### MATERIAL SHOWN
################

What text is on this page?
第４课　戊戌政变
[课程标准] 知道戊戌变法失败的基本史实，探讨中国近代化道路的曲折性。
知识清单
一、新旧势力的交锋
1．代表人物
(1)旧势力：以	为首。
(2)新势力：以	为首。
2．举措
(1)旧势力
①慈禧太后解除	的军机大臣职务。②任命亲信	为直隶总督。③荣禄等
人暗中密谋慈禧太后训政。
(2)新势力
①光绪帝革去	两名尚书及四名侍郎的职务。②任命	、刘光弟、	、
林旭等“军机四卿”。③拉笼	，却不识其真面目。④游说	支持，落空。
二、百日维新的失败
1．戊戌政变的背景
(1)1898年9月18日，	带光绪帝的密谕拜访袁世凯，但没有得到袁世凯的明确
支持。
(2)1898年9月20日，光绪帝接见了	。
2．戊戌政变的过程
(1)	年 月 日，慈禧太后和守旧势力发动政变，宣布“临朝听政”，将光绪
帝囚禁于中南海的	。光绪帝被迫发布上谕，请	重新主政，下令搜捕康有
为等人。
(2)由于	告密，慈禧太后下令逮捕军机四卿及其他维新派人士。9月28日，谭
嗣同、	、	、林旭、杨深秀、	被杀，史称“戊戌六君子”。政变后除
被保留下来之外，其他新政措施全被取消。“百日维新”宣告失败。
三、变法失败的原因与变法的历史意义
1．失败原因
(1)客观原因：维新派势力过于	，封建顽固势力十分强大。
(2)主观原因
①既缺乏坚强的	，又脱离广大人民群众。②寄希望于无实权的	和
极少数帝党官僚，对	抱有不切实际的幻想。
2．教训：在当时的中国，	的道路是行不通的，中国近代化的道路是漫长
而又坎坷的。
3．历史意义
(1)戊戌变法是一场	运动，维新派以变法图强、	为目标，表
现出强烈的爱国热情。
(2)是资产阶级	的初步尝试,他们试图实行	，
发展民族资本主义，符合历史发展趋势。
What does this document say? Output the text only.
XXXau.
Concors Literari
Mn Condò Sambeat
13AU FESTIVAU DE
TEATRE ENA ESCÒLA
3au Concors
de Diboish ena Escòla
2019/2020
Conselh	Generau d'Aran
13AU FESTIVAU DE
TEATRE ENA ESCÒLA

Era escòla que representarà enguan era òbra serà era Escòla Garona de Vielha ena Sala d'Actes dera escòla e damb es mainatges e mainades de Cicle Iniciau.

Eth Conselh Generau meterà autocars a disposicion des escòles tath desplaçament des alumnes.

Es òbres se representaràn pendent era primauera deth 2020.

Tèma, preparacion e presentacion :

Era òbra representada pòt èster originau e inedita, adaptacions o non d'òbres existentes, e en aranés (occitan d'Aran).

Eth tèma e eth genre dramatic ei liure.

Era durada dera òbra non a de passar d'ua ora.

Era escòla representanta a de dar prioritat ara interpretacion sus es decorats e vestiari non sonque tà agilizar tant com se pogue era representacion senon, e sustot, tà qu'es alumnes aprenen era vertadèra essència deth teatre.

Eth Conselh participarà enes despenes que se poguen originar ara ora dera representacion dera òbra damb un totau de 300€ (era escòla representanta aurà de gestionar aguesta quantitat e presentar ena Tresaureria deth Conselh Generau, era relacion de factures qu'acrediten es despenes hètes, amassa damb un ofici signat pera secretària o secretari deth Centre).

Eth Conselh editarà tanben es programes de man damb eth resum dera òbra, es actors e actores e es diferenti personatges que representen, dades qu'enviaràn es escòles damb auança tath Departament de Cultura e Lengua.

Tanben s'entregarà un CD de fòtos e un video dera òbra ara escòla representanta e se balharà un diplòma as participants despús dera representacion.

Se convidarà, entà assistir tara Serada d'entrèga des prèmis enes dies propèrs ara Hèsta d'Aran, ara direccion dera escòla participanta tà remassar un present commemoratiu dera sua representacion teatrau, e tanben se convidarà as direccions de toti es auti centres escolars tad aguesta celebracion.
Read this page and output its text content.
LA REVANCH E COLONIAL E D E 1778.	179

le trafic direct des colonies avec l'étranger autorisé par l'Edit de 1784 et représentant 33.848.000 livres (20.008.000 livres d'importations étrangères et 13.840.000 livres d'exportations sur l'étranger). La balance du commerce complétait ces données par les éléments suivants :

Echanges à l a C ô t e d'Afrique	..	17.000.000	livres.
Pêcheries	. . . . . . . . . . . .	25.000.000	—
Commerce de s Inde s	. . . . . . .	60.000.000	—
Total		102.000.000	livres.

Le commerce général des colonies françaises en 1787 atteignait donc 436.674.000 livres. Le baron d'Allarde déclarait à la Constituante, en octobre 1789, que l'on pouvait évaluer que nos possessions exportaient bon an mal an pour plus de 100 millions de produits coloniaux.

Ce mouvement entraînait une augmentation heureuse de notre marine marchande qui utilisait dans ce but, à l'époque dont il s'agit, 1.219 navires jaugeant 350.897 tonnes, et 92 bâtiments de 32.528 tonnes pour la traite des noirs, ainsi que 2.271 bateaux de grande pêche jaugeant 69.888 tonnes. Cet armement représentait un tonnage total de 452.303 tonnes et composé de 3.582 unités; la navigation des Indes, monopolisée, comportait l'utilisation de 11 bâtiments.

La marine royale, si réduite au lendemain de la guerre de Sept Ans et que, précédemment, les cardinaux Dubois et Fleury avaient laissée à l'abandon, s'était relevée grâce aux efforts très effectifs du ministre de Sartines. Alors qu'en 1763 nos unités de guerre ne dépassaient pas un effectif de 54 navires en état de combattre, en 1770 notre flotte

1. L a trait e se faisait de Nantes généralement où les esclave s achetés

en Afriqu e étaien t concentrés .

################

### JOB
Count the lines of the listing above that include the word "Aran" and state the total with nothing else.

### FINAL ANSWER
3